##### Data provided

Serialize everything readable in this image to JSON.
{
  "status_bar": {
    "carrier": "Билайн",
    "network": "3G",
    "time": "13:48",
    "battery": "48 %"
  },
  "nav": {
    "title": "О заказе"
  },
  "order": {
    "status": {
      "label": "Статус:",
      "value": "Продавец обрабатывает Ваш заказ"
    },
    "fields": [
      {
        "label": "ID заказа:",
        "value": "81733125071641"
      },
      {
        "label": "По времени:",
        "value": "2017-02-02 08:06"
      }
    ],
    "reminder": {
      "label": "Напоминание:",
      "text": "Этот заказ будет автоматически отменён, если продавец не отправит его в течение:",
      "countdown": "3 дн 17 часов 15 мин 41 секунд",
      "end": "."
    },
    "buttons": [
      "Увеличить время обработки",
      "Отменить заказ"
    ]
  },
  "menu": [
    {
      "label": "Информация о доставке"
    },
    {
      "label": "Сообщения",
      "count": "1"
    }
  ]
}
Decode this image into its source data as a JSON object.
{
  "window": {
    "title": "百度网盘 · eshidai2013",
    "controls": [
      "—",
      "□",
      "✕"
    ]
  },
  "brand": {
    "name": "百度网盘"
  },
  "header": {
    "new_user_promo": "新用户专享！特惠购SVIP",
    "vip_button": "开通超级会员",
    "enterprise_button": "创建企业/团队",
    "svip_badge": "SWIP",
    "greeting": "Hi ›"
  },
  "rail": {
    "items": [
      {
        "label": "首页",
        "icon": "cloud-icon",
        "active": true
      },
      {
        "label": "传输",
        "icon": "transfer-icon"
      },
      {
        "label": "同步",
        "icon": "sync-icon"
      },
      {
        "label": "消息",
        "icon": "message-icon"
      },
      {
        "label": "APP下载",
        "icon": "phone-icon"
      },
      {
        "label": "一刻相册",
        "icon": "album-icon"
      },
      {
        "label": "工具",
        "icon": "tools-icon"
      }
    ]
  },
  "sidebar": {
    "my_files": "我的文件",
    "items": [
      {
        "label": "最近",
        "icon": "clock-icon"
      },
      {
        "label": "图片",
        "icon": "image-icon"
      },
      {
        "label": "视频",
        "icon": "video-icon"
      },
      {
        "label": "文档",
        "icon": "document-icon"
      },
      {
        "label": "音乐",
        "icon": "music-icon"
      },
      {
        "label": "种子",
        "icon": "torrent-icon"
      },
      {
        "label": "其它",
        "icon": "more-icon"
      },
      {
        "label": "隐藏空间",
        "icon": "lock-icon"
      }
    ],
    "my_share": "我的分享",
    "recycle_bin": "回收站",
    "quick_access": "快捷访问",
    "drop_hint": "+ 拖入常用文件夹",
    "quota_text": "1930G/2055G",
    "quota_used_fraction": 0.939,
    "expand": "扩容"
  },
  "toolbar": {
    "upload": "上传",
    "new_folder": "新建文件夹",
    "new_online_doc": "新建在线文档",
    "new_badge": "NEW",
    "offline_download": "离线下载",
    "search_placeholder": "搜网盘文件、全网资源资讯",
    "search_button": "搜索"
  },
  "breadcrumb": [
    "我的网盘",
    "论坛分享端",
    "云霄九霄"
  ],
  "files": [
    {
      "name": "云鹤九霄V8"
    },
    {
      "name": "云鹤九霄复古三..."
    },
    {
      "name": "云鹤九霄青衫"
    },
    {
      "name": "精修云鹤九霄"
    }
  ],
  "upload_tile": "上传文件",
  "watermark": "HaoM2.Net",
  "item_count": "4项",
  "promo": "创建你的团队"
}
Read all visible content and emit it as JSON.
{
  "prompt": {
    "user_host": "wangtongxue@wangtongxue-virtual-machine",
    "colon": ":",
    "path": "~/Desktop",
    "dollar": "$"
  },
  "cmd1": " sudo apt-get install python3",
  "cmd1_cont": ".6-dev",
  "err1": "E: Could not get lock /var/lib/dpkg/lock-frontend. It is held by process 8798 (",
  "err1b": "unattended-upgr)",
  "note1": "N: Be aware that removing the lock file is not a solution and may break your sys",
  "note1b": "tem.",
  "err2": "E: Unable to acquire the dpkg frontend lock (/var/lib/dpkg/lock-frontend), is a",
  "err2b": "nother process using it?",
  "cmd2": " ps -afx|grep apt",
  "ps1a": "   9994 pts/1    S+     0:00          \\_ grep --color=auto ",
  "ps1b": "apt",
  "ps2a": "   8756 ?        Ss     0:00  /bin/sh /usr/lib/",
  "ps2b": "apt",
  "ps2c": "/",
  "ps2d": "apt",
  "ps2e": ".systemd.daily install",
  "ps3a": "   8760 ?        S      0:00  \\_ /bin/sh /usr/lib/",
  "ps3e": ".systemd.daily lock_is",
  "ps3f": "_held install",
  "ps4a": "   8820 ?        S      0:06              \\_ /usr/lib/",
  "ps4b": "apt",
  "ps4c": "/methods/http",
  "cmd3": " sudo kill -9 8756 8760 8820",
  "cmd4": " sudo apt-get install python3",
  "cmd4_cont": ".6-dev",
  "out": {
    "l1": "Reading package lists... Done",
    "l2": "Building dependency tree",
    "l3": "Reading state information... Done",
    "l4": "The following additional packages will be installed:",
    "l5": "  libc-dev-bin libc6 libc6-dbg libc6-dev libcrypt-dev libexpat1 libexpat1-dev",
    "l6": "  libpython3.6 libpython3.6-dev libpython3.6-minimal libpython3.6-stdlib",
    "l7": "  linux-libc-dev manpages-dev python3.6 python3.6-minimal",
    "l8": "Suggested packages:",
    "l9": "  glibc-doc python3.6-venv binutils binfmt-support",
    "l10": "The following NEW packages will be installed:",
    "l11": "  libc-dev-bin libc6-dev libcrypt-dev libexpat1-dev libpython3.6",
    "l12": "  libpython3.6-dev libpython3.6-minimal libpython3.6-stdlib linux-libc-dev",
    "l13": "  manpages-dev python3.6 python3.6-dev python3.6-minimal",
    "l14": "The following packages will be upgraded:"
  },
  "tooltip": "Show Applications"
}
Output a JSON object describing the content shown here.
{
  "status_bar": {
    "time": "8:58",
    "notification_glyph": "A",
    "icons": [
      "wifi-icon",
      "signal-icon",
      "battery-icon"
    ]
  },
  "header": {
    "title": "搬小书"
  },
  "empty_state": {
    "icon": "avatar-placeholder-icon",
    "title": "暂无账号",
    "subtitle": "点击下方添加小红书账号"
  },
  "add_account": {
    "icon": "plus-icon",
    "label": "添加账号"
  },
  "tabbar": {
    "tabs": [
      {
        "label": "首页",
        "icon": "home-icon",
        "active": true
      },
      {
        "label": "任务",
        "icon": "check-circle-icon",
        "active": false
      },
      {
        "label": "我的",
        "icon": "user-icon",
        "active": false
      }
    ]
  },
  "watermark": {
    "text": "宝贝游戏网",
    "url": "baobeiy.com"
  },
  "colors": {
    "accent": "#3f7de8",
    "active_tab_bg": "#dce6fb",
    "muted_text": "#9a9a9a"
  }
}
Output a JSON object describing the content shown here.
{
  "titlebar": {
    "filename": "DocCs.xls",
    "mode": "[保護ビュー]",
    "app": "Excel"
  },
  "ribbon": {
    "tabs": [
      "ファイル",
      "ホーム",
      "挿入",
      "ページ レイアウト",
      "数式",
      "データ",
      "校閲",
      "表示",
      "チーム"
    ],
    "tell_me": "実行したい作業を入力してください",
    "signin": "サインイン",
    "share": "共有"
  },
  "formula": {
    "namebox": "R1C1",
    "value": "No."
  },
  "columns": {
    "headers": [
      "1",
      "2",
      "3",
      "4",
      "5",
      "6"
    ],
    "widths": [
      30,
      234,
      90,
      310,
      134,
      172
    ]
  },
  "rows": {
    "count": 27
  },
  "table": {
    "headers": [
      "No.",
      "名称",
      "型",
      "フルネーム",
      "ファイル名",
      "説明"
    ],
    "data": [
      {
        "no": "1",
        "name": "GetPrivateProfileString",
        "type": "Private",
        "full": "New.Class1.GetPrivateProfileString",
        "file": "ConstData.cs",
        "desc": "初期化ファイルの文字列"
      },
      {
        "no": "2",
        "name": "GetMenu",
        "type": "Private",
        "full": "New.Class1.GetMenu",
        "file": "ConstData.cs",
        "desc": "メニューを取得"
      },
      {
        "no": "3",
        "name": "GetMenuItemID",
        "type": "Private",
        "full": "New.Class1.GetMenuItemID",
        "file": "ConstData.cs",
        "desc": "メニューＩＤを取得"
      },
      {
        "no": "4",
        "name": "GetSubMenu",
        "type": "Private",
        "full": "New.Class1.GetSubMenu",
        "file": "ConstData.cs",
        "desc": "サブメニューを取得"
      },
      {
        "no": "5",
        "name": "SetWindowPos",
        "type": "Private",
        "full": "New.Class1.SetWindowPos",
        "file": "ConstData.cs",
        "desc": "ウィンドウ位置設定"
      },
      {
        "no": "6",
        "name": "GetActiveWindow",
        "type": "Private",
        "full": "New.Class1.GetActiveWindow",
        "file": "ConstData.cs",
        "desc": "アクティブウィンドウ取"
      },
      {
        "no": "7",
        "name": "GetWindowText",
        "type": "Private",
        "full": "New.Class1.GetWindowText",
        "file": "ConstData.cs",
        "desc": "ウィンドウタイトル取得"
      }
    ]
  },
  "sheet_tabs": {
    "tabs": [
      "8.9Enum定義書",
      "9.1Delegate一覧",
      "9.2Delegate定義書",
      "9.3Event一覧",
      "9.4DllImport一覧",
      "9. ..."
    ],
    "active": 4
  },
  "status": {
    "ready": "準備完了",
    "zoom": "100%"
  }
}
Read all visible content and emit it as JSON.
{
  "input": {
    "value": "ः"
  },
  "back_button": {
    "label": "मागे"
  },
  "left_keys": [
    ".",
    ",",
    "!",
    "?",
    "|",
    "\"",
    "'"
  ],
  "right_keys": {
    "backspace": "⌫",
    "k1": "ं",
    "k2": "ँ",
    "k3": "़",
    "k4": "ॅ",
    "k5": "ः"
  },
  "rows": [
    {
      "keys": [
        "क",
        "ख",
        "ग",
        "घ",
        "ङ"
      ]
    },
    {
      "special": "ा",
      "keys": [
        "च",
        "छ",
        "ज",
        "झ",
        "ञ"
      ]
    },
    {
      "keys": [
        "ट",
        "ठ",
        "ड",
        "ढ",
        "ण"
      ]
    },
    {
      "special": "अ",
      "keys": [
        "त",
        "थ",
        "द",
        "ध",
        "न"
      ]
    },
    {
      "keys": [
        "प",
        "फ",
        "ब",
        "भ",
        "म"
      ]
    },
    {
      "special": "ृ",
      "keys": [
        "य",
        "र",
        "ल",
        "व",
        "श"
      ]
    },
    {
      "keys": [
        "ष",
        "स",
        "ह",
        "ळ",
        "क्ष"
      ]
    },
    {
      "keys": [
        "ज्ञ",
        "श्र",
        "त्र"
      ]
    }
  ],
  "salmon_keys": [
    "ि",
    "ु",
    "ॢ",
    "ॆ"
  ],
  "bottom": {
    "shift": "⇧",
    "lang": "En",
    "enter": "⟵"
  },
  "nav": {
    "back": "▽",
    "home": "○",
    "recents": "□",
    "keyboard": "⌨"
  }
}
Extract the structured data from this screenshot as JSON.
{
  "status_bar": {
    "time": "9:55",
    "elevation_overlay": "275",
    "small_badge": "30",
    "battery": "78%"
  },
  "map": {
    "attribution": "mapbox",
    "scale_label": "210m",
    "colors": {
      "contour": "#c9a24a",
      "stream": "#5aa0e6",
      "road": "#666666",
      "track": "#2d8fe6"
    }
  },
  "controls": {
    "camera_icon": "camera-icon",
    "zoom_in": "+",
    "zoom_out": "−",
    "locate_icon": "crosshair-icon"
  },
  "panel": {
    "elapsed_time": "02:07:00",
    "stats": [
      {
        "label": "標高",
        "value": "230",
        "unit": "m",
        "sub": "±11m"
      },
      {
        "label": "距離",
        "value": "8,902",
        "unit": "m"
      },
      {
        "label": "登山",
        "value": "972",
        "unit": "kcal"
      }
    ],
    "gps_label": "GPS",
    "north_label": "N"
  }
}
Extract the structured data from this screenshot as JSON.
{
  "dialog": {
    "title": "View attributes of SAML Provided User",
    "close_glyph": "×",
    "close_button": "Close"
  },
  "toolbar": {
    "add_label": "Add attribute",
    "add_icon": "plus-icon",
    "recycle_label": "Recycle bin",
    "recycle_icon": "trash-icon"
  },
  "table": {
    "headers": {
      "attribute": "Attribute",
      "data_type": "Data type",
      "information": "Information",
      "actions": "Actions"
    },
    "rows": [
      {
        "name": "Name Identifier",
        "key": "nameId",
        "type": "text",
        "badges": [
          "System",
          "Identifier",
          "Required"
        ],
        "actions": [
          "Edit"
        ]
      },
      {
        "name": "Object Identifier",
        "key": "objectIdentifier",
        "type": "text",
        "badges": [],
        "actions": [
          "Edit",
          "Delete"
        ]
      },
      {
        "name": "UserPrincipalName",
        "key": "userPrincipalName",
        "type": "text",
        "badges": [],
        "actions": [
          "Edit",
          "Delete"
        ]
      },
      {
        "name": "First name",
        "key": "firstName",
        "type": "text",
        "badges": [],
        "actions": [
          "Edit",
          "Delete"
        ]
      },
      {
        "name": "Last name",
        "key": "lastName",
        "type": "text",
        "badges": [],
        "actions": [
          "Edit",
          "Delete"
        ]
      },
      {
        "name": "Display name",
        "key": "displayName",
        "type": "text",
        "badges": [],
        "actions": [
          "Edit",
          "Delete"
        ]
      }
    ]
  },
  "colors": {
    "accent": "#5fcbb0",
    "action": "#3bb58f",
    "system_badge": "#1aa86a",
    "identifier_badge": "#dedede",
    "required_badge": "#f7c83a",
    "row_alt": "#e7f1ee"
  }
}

##########

## Exercise aim
Look through the entries above and report each line where the string "will" occurs.

## Written solution
    "l4": "The following additional packages will be installed:",
    "l10": "The following NEW packages will be installed:",
    "l14": "The following packages will be upgraded:"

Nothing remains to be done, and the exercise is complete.